• _What you need to do_
Rewrite the listing lines starting at the one containing "Find all labels, buttons, inputs, and" and ending at the one containing "font-color-label: Font Color", with "Inside" changed to "Outside" and nothing else altered.

• _Exercise materials_
----------------------------------------
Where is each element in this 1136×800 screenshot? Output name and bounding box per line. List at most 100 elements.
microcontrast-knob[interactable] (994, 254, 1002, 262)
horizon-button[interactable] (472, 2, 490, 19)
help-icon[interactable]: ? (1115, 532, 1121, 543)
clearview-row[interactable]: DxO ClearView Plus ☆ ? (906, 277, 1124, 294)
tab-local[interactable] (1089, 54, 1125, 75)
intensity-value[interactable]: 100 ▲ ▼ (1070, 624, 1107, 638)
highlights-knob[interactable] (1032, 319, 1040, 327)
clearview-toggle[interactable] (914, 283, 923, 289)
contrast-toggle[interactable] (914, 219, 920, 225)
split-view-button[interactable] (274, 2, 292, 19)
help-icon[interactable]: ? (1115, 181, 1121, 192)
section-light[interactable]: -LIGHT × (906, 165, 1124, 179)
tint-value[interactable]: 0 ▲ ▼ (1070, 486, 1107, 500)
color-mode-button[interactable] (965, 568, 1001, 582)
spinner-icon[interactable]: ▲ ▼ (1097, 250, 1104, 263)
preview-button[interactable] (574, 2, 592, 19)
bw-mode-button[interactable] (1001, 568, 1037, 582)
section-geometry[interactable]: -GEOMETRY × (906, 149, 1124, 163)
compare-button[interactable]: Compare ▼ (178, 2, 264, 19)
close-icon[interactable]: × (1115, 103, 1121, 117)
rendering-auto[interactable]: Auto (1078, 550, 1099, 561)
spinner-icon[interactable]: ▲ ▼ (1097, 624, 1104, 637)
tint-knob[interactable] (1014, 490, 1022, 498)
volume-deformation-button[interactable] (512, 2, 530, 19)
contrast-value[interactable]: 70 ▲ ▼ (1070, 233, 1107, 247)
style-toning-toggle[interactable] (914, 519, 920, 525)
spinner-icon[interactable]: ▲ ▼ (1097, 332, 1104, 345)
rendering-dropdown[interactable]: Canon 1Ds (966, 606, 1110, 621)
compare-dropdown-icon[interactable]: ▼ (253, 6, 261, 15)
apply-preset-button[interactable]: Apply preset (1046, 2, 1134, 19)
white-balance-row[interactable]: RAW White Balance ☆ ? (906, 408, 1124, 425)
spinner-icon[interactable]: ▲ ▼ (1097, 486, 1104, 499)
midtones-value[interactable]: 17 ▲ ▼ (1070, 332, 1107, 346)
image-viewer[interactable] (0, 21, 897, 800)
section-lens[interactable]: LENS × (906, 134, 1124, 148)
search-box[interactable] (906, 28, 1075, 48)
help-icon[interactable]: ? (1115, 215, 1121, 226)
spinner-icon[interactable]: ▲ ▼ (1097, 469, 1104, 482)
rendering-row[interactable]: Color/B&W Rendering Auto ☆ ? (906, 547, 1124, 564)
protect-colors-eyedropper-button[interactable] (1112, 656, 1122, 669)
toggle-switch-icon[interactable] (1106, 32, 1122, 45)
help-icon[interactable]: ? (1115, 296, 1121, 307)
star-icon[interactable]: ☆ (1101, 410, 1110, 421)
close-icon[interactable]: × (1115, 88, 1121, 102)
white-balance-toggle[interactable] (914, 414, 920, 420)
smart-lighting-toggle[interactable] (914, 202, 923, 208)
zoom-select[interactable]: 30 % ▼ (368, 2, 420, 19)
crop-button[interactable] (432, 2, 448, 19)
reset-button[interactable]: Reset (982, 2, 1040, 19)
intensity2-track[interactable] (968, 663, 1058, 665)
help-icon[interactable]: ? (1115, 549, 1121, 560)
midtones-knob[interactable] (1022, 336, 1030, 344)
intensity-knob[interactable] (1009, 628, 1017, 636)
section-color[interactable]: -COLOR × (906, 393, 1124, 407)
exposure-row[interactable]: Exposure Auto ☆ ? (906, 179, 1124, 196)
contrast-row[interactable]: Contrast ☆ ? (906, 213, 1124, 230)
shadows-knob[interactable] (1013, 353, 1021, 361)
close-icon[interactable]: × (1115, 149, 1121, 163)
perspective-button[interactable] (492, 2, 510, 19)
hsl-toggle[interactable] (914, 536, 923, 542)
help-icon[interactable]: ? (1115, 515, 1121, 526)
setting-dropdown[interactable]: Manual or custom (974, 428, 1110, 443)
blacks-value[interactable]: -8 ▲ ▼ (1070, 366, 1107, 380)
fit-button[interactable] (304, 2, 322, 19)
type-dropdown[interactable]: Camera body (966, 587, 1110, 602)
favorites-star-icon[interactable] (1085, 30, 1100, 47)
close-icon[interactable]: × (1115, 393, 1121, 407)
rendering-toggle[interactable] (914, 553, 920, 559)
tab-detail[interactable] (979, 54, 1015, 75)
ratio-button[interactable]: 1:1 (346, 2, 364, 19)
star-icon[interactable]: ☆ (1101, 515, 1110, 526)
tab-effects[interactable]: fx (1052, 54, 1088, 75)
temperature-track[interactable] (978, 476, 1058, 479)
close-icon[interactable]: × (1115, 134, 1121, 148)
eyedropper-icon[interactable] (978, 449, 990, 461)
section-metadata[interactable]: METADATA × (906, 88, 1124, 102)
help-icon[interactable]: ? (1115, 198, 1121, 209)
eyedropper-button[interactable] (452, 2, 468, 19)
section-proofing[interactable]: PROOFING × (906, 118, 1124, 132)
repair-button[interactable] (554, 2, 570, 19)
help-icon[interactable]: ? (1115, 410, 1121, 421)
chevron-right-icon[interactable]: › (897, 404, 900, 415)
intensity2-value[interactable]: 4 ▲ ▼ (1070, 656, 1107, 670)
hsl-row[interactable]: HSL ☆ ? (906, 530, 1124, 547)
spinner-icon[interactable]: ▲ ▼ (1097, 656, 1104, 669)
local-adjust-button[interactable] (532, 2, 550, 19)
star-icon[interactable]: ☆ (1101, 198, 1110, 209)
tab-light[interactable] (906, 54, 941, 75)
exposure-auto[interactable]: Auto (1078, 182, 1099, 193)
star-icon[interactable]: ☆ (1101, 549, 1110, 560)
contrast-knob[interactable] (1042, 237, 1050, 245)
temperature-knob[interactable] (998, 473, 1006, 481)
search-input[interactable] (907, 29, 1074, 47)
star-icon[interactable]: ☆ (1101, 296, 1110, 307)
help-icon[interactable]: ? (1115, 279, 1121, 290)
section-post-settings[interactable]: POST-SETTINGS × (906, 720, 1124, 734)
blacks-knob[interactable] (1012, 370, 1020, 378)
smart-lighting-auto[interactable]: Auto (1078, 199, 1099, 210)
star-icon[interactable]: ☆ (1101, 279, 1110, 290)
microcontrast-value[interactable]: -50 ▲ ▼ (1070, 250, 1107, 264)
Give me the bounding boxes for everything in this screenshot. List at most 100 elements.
----------------------------------------
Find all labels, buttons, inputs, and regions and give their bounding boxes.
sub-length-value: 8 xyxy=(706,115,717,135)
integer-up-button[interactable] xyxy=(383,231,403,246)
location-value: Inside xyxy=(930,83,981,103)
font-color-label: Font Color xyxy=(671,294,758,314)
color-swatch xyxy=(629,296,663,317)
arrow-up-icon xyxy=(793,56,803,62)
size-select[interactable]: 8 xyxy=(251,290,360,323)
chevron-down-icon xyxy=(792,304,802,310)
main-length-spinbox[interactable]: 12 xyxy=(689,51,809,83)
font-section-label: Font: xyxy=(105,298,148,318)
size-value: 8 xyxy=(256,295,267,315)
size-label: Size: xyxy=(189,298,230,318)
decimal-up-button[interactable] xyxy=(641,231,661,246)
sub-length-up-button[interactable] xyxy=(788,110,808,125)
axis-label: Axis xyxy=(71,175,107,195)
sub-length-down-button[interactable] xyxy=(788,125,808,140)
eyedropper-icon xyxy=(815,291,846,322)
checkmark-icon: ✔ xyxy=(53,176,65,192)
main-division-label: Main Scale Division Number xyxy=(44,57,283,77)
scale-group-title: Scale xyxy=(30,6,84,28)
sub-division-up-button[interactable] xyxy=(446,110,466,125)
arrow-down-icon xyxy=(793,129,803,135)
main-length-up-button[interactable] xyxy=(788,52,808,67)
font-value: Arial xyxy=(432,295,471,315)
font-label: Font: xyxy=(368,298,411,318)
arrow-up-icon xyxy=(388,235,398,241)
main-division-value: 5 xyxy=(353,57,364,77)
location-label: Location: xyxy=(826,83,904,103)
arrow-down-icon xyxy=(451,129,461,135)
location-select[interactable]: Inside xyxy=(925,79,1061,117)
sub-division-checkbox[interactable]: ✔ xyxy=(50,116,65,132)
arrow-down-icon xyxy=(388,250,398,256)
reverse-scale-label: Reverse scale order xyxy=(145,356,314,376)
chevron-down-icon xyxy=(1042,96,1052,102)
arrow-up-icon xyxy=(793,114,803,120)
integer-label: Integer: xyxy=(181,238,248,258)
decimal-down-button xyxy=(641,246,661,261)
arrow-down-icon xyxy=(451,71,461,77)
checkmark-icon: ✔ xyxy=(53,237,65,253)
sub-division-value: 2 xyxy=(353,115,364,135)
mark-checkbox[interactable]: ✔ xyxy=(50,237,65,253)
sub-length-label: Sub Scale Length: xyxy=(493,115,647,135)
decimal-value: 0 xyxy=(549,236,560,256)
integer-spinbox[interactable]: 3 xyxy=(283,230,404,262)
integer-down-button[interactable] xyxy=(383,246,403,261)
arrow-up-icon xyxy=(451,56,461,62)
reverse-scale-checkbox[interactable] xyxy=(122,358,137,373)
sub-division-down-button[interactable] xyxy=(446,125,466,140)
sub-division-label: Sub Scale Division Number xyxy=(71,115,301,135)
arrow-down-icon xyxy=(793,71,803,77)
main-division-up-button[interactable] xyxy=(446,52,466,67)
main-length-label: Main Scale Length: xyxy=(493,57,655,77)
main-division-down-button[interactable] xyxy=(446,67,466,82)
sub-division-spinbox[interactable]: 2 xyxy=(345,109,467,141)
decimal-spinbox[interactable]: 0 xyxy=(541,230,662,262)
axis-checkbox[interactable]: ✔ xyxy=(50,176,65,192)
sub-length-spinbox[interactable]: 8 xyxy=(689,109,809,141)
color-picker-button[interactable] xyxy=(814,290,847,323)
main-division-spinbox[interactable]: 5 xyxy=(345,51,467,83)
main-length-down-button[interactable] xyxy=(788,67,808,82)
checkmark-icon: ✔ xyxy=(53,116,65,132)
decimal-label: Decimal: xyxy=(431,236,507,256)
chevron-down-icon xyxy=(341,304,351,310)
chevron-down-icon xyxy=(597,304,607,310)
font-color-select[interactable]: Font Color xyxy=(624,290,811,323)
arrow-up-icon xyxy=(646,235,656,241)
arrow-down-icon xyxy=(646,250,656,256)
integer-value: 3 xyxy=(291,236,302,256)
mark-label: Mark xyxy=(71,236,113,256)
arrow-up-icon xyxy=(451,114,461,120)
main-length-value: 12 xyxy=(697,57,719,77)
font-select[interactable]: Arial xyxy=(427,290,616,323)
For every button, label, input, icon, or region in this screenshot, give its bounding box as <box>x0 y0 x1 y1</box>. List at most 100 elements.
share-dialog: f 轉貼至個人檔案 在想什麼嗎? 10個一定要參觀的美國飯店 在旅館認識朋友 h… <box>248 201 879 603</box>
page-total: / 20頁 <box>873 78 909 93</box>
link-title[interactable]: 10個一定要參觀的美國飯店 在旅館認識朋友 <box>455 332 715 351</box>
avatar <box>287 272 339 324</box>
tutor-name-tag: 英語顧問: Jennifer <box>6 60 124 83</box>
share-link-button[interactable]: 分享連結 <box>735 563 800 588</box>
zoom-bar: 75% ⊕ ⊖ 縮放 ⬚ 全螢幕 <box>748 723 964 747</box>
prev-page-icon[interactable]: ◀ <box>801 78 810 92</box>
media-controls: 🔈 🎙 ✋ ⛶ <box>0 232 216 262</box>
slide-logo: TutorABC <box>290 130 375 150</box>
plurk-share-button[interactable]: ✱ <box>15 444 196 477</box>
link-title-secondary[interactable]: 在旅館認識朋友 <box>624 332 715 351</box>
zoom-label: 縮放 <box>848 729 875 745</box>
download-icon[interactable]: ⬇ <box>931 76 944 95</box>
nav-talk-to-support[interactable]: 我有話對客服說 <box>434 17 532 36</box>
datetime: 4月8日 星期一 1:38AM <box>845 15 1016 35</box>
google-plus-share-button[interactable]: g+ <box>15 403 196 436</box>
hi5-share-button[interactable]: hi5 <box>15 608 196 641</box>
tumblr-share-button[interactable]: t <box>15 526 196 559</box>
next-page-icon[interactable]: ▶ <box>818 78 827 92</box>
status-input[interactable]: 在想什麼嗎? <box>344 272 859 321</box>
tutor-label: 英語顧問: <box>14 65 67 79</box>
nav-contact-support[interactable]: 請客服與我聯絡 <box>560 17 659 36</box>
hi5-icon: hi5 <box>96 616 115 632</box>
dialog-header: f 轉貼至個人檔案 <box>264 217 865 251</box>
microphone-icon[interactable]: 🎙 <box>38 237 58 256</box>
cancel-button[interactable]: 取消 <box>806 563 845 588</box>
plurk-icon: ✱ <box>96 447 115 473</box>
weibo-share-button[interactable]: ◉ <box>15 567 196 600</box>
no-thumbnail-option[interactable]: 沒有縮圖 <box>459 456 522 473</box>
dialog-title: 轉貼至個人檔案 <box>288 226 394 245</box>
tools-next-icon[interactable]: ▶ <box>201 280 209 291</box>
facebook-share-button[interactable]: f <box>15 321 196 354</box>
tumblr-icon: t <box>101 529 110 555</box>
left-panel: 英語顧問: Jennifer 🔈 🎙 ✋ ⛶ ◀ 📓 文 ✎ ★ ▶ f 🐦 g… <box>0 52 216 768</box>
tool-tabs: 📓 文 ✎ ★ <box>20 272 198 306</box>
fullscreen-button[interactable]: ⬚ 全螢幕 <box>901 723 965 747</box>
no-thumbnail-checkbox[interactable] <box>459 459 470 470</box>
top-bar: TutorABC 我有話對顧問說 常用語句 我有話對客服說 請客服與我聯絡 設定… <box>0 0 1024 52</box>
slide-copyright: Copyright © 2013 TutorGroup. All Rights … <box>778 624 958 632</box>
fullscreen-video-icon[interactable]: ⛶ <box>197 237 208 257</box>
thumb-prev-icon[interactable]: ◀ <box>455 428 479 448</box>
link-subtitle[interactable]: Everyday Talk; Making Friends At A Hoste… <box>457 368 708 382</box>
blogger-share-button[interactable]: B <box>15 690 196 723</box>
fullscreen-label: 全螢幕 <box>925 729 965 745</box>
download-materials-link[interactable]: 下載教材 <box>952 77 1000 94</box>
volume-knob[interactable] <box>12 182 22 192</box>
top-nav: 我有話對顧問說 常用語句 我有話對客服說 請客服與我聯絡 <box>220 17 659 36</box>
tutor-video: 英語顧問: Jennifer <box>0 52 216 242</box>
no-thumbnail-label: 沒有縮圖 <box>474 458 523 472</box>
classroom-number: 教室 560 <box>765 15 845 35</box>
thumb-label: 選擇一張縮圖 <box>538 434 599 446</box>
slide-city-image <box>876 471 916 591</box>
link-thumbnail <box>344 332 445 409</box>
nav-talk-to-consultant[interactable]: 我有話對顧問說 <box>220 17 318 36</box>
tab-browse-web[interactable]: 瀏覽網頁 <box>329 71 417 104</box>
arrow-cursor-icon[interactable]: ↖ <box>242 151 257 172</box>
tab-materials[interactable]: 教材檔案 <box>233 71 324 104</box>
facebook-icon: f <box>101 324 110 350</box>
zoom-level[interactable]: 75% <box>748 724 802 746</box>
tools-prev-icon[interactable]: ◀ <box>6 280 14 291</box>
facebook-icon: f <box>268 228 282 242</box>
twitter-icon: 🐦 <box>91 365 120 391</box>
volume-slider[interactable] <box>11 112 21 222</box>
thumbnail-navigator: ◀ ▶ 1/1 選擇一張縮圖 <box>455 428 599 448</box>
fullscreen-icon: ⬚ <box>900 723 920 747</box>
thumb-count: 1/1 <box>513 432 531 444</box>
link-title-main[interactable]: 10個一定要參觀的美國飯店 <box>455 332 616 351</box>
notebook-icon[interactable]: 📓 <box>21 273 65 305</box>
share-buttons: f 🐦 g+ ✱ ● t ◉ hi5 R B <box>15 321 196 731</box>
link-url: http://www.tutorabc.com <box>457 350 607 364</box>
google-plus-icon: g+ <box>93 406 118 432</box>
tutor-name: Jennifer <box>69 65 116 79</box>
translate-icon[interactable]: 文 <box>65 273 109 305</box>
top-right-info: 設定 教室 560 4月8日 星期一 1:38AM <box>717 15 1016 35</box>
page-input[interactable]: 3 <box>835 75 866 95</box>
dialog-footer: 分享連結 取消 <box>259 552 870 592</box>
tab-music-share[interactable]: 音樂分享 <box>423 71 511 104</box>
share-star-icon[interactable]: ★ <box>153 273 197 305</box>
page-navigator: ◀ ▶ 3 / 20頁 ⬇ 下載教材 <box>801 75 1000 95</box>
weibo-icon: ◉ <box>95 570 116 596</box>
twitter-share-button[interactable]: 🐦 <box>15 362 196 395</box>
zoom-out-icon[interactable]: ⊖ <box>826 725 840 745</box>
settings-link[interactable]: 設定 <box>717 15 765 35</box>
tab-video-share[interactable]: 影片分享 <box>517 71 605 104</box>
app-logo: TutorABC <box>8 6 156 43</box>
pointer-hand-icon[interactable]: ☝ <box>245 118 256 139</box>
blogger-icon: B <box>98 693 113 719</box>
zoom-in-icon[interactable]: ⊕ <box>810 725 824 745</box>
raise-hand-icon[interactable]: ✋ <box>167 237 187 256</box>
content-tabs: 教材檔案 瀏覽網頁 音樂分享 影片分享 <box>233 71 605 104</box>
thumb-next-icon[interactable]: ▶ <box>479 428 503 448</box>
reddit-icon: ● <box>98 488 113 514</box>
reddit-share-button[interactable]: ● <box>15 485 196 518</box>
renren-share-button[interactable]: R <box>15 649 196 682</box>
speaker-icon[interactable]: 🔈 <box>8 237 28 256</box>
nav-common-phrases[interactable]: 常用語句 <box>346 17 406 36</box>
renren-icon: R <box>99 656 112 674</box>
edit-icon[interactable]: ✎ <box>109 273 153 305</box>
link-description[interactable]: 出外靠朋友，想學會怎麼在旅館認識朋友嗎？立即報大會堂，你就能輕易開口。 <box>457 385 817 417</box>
----------------------------------------
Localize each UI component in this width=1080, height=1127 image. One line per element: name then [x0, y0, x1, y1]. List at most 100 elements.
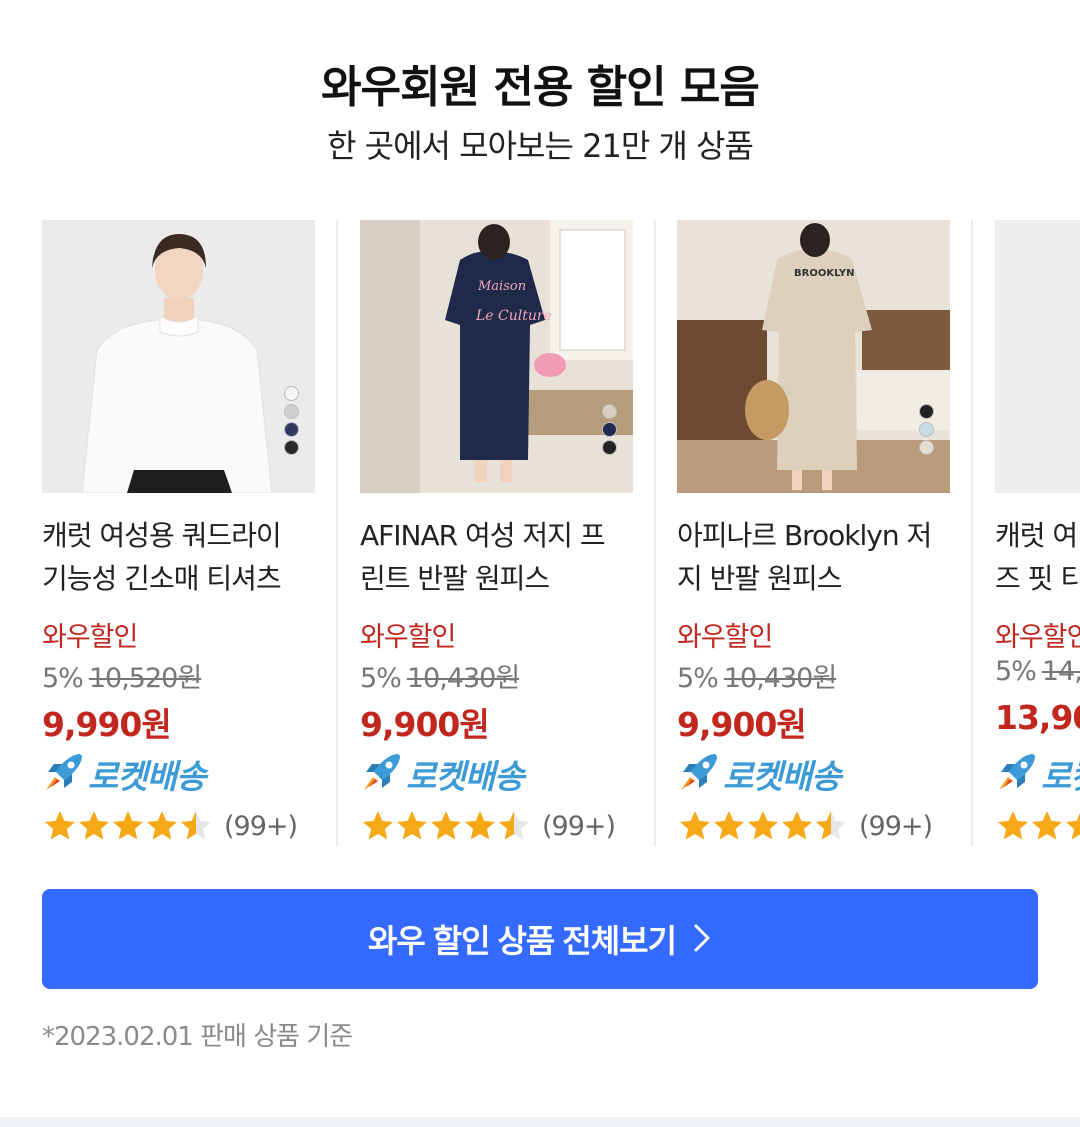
----------------------------------------
• _The reply_
Find all labels, buttons, inputs, and regions and give their bounding boxes.
sub-length-value: 8 xyxy=(706,115,717,135)
integer-up-button[interactable] xyxy=(383,231,403,246)
location-value: Outside xyxy=(930,83,981,103)
font-color-label: Font Color xyxy=(671,294,758,314)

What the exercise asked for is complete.